[Task instructions]: Using "this" as the search string, find the matching lines below and copy them.

[Excerpts from a figure dataset]:
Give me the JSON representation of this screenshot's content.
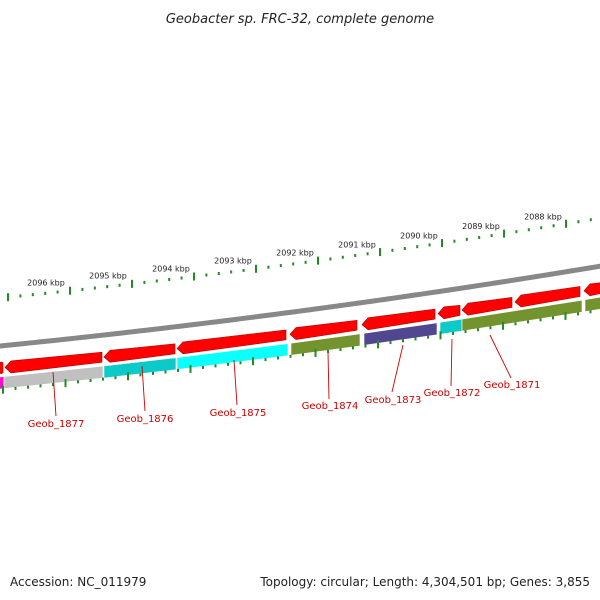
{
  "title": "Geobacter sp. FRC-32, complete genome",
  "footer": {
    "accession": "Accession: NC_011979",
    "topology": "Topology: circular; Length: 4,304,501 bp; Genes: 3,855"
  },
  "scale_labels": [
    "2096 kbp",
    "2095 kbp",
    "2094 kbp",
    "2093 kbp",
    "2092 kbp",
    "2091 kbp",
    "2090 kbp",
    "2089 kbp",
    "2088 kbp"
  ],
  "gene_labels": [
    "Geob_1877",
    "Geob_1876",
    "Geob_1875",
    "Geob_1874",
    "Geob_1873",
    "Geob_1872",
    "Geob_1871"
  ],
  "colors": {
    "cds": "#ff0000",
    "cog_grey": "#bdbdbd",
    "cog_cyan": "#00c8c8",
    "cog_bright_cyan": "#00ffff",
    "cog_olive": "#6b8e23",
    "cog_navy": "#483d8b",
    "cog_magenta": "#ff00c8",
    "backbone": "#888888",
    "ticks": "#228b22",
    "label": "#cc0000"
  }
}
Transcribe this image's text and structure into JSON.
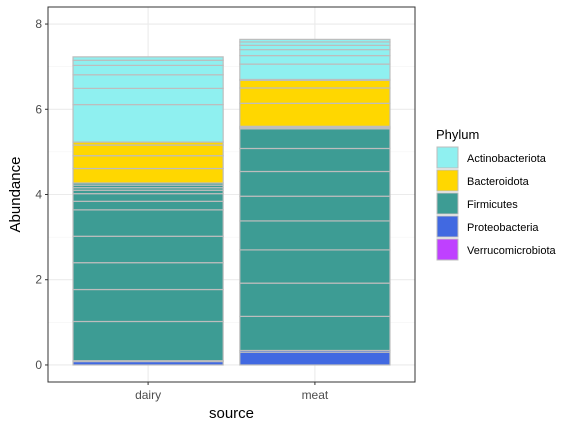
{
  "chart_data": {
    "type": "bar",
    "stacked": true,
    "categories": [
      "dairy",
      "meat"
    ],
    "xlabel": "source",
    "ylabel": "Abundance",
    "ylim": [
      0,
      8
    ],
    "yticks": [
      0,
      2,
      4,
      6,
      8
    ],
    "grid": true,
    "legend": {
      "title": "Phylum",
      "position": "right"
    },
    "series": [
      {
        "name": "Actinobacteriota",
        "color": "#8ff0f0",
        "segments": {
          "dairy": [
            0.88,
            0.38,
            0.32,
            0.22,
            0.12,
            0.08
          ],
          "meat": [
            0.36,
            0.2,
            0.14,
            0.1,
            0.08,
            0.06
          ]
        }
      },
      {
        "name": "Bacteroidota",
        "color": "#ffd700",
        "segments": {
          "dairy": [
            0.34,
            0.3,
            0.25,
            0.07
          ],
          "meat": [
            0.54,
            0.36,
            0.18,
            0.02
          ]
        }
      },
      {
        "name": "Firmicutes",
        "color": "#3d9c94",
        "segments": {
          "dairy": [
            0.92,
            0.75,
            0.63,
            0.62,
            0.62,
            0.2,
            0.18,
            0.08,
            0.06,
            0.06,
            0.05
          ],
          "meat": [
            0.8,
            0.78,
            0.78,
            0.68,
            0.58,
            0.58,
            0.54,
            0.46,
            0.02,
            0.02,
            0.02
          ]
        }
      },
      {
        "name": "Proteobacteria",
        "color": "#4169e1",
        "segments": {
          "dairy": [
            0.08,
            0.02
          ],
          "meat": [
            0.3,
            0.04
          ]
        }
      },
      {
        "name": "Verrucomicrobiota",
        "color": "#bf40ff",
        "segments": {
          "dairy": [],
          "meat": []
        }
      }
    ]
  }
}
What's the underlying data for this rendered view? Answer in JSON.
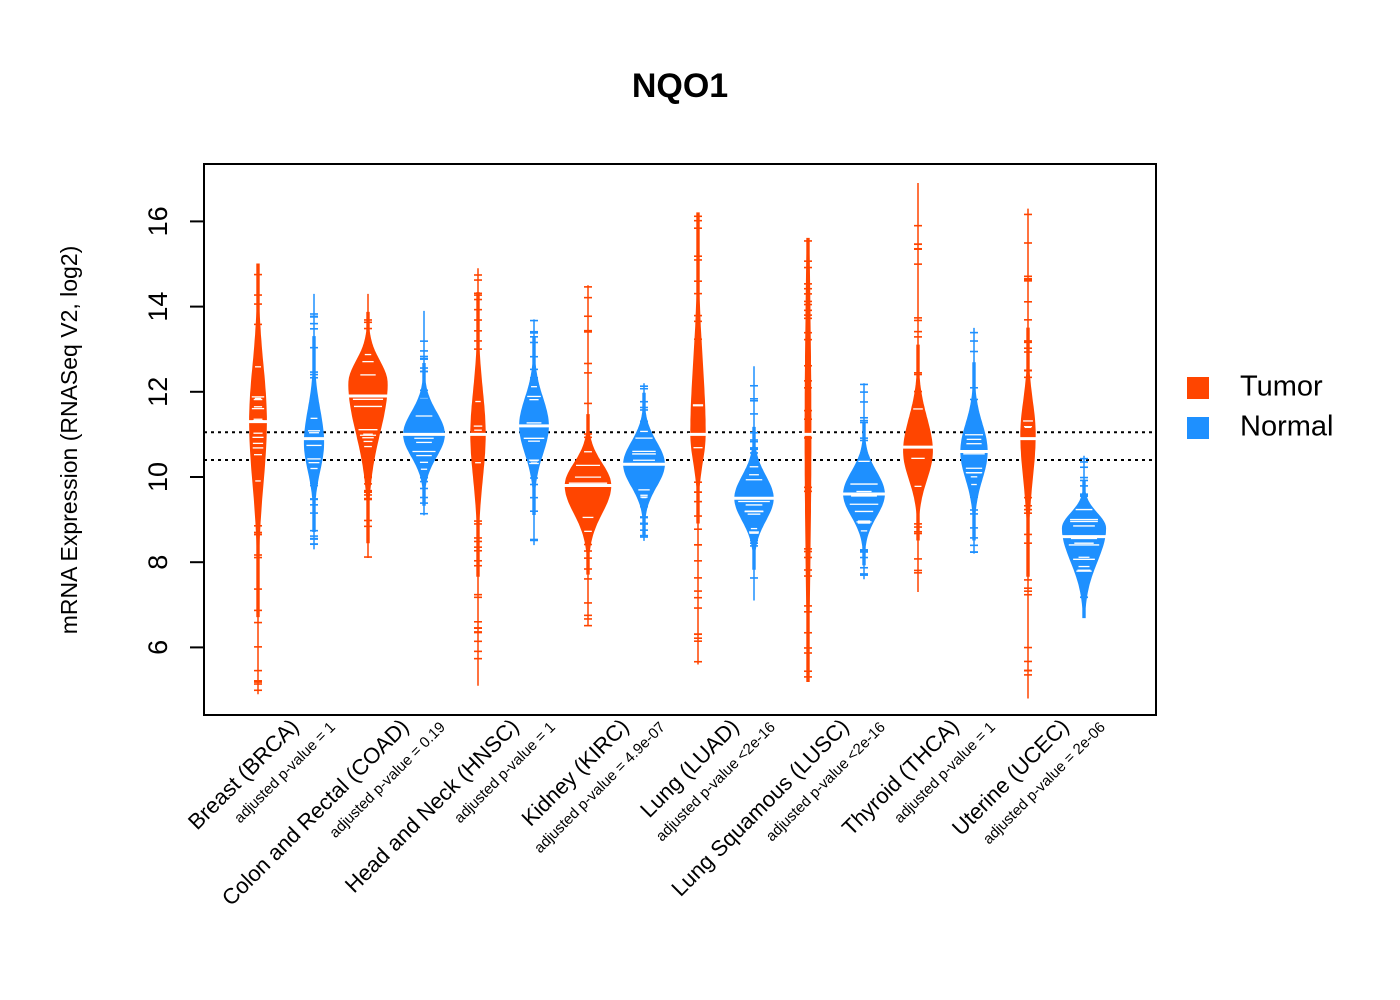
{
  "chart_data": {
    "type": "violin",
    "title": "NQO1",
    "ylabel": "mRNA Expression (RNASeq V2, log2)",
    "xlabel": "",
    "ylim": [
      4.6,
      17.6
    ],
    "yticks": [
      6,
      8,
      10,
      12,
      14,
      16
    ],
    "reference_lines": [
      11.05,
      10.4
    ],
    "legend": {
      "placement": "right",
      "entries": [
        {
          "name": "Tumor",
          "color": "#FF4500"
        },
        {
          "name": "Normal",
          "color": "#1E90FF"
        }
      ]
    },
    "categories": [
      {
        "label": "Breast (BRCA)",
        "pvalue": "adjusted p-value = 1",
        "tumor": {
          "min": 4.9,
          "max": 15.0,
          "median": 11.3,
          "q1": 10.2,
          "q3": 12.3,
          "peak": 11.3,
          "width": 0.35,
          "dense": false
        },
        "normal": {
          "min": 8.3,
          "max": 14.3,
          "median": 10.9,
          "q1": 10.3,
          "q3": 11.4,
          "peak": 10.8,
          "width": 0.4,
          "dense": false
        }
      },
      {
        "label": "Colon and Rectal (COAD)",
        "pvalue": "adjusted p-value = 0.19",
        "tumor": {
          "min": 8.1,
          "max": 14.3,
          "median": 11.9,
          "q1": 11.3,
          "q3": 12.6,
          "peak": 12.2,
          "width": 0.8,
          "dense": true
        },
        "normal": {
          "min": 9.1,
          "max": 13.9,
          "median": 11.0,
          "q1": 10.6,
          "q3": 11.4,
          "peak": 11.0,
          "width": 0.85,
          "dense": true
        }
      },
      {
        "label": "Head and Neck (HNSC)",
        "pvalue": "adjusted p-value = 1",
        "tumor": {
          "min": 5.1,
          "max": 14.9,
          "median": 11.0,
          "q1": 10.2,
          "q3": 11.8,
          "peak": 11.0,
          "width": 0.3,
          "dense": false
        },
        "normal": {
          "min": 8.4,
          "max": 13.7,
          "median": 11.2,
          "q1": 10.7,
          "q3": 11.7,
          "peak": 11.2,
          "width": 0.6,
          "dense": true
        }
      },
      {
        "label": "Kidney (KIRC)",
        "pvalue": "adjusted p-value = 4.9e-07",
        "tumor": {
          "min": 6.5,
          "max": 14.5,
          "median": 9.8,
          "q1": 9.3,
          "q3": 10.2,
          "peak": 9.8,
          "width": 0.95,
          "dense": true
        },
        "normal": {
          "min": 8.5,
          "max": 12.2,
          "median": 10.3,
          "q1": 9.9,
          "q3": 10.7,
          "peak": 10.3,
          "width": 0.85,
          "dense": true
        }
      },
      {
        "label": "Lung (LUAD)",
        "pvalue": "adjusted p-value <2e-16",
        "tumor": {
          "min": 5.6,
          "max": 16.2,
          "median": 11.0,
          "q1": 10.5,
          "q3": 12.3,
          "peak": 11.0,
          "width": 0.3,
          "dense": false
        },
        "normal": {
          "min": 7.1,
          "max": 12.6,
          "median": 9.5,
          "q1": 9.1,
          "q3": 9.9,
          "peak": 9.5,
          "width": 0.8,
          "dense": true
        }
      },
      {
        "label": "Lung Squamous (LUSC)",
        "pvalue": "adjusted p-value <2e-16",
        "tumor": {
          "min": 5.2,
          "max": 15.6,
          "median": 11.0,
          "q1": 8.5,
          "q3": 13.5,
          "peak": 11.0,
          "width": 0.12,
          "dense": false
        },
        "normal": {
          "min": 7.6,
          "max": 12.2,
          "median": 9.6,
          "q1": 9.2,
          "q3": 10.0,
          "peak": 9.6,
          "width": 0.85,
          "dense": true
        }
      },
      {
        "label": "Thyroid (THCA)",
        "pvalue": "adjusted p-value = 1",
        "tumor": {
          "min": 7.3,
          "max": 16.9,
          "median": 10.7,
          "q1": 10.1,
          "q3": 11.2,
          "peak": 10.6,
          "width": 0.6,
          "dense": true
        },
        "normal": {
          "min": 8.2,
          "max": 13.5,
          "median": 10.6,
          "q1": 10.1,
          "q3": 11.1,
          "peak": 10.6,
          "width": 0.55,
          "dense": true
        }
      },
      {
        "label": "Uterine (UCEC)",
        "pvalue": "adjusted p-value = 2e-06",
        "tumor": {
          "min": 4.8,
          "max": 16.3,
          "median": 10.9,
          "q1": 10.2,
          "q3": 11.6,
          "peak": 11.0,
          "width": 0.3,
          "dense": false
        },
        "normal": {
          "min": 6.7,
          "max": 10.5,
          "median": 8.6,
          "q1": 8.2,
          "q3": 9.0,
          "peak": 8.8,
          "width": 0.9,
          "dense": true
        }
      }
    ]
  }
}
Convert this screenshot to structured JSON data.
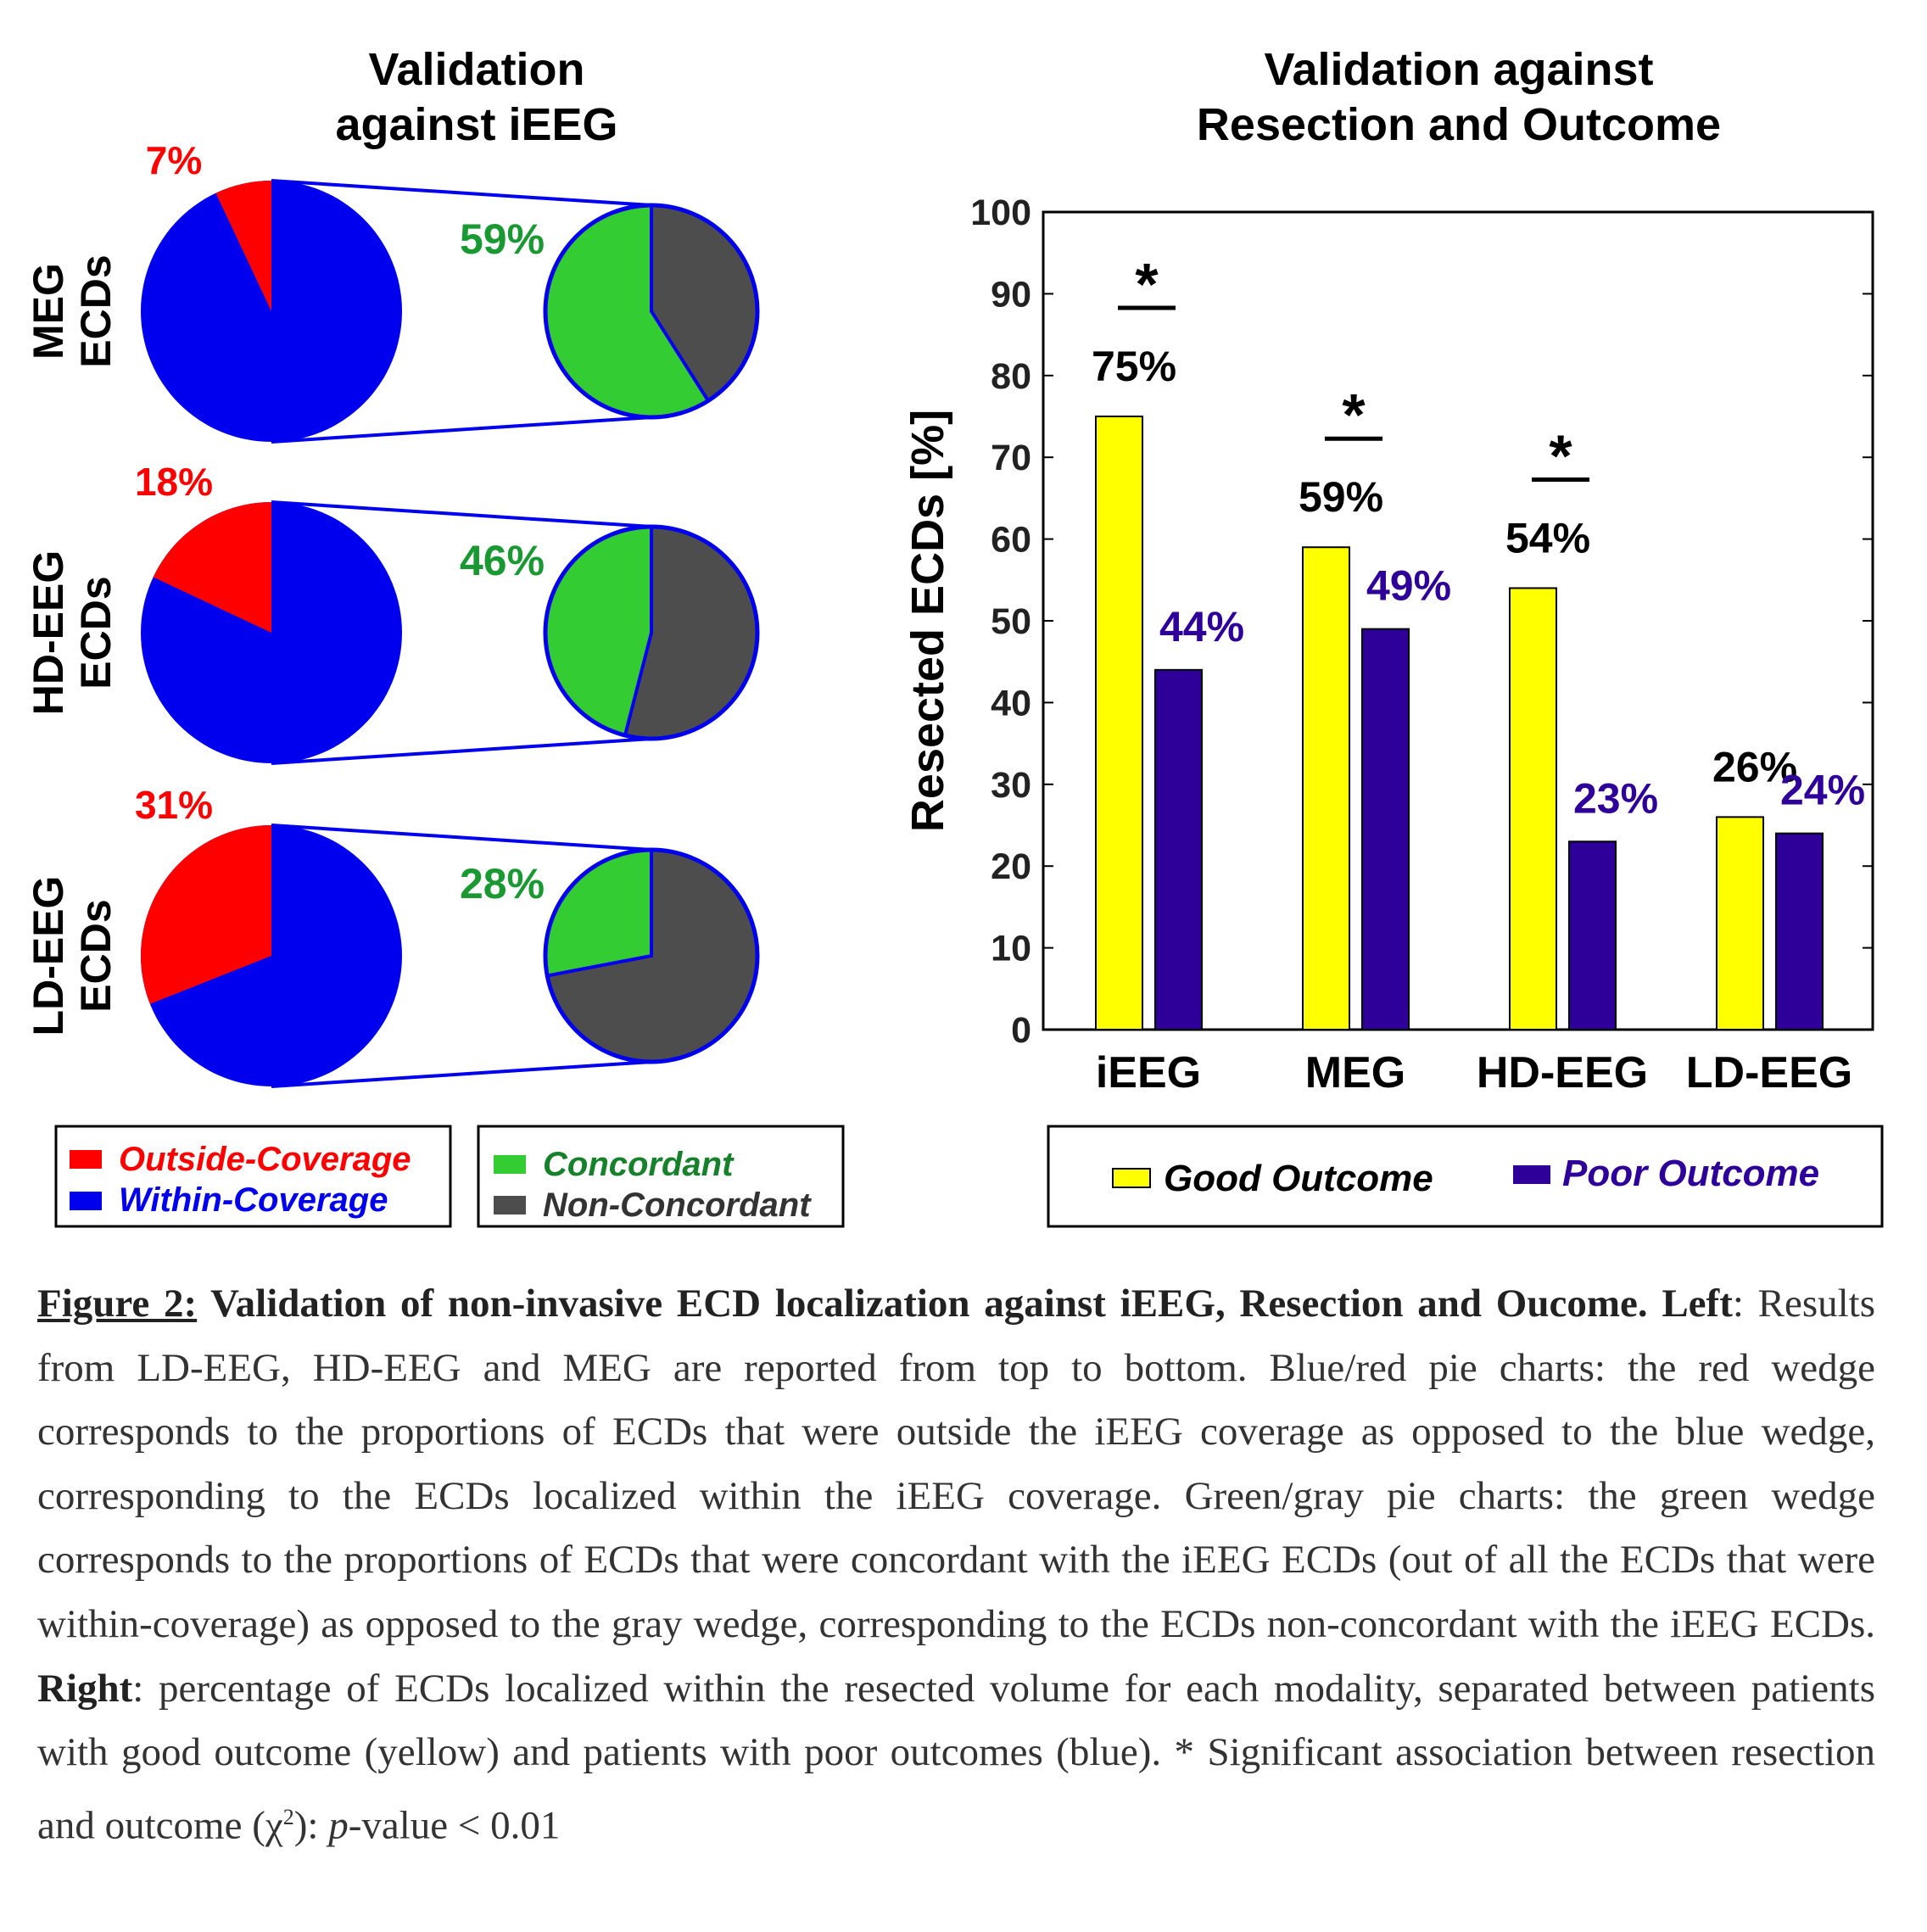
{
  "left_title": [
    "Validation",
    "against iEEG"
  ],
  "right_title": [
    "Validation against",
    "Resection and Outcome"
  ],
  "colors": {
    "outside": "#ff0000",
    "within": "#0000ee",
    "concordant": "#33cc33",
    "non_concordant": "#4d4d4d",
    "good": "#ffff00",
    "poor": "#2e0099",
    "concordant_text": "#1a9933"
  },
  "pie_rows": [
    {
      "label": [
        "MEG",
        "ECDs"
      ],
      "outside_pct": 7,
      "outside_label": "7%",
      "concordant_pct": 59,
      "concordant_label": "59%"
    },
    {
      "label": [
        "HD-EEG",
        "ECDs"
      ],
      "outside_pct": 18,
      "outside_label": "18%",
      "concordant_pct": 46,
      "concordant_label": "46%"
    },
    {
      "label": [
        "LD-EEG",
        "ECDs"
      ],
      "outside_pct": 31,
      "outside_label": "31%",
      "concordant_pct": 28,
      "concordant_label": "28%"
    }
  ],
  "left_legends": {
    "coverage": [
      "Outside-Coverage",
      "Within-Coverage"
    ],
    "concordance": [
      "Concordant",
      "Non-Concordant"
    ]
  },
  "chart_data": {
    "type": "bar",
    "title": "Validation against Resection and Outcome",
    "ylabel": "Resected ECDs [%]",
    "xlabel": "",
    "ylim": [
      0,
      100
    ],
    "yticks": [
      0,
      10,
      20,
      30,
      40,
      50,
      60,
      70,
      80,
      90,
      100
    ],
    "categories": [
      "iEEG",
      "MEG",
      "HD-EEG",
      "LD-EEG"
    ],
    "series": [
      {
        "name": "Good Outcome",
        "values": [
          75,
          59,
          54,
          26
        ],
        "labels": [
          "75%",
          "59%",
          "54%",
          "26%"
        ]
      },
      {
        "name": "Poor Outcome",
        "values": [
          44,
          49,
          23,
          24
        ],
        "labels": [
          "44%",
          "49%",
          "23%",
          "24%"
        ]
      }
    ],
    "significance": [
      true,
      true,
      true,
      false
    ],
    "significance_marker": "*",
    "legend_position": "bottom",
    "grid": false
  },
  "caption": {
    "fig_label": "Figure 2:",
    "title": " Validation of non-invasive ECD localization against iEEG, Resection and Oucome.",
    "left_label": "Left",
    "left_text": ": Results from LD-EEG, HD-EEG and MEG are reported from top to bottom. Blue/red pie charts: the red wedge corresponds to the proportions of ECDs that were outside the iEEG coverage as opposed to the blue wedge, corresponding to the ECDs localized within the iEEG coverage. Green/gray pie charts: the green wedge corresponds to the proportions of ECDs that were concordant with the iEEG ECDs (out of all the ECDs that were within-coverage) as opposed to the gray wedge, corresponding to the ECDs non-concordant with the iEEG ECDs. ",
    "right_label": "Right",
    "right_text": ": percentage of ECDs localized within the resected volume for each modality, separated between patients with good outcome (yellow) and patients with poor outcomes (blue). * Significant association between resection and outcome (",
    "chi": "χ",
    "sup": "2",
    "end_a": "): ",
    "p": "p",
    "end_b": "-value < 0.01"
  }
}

[Output below]:
Give me the JSON representation of this screenshot's content.
Transcribe this image's text and structure into JSON.
What's the underlying data for this rendered view? Answer in JSON.
Convert this screenshot to structured JSON data.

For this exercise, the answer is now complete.